** start DATA RECORDS **

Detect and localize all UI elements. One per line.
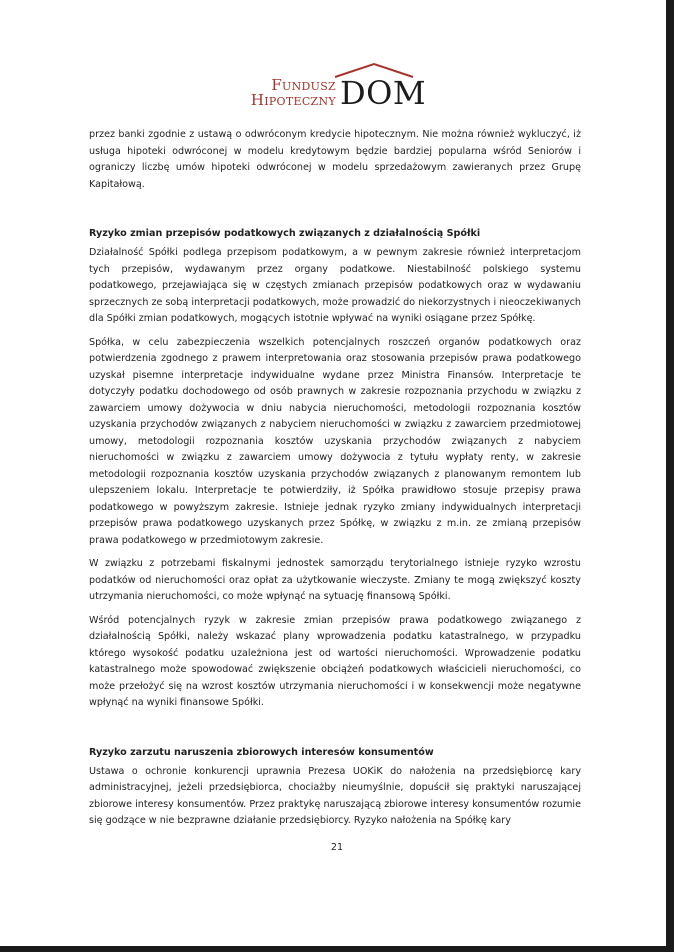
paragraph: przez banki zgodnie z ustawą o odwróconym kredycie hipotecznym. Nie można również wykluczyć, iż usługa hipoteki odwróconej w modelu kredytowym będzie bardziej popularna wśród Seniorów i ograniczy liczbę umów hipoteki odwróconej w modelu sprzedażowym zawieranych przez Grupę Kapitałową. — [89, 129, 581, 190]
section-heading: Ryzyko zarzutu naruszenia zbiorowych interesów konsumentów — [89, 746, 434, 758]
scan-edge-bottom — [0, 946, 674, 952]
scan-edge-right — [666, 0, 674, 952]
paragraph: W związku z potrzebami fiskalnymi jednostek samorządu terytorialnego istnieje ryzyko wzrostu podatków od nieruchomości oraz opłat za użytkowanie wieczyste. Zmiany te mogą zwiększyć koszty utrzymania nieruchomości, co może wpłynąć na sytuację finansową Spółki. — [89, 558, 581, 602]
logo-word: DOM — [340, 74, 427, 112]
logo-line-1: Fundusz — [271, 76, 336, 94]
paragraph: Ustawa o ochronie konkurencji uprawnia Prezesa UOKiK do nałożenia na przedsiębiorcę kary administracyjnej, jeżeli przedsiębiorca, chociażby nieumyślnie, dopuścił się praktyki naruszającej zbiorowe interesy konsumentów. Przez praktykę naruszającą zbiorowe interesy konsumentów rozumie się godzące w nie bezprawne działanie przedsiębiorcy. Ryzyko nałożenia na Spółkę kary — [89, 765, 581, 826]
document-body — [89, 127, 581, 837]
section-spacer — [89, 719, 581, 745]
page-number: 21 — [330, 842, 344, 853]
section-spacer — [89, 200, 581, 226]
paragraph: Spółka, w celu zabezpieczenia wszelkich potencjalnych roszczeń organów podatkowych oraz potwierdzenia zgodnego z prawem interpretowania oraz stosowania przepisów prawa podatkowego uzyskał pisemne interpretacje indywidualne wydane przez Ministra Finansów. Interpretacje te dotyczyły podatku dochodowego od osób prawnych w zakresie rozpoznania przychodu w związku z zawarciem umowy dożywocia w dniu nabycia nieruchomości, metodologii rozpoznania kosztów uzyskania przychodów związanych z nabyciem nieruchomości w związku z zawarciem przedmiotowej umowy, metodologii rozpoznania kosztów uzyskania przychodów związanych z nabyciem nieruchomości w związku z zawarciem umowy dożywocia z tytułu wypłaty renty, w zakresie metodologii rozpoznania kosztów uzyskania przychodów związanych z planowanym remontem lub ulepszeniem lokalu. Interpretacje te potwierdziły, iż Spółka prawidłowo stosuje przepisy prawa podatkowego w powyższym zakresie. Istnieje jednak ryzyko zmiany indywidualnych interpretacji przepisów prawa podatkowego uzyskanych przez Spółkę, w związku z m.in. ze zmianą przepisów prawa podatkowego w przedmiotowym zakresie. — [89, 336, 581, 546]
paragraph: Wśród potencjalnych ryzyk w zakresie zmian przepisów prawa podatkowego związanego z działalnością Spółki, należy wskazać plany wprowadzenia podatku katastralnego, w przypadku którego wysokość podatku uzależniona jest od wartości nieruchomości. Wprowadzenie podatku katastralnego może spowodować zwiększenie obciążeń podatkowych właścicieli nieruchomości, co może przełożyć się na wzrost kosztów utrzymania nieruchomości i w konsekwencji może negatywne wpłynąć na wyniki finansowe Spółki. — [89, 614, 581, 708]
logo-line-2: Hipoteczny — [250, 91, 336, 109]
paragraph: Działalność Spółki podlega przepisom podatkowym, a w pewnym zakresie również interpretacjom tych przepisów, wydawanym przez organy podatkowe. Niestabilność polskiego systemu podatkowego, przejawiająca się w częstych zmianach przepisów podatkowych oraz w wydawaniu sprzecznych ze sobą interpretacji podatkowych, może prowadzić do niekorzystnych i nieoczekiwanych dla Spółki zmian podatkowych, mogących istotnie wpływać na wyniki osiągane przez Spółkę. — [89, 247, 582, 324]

** end DATA RECORDS **

Please switch "paragraph" to "text-block" in the lines starting at the one with "paragraph: przez banki" and ending at the one with "section-spacer — [89, 200, 581, 226]", leaving everything else unchanged. Return only those lines.

## TASK OUTPUT
text-block: przez banki zgodnie z ustawą o odwróconym kredycie hipotecznym. Nie można również wykluczyć, iż usługa hipoteki odwróconej w modelu kredytowym będzie bardziej popularna wśród Seniorów i ograniczy liczbę umów hipoteki odwróconej w modelu sprzedażowym zawieranych przez Grupę Kapitałową. — [89, 129, 581, 190]
section-heading: Ryzyko zarzutu naruszenia zbiorowych interesów konsumentów — [89, 746, 434, 758]
scan-edge-bottom — [0, 946, 674, 952]
scan-edge-right — [666, 0, 674, 952]
text-block: W związku z potrzebami fiskalnymi jednostek samorządu terytorialnego istnieje ryzyko wzrostu podatków od nieruchomości oraz opłat za użytkowanie wieczyste. Zmiany te mogą zwiększyć koszty utrzymania nieruchomości, co może wpłynąć na sytuację finansową Spółki. — [89, 558, 581, 602]
logo-word: DOM — [340, 74, 427, 112]
logo-line-1: Fundusz — [271, 76, 336, 94]
text-block: Ustawa o ochronie konkurencji uprawnia Prezesa UOKiK do nałożenia na przedsiębiorcę kary administracyjnej, jeżeli przedsiębiorca, chociażby nieumyślnie, dopuścił się praktyki naruszającej zbiorowe interesy konsumentów. Przez praktykę naruszającą zbiorowe interesy konsumentów rozumie się godzące w nie bezprawne działanie przedsiębiorcy. Ryzyko nałożenia na Spółkę kary — [89, 765, 581, 826]
document-body — [89, 127, 581, 837]
section-spacer — [89, 719, 581, 745]
page-number: 21 — [330, 842, 344, 853]
section-spacer — [89, 200, 581, 226]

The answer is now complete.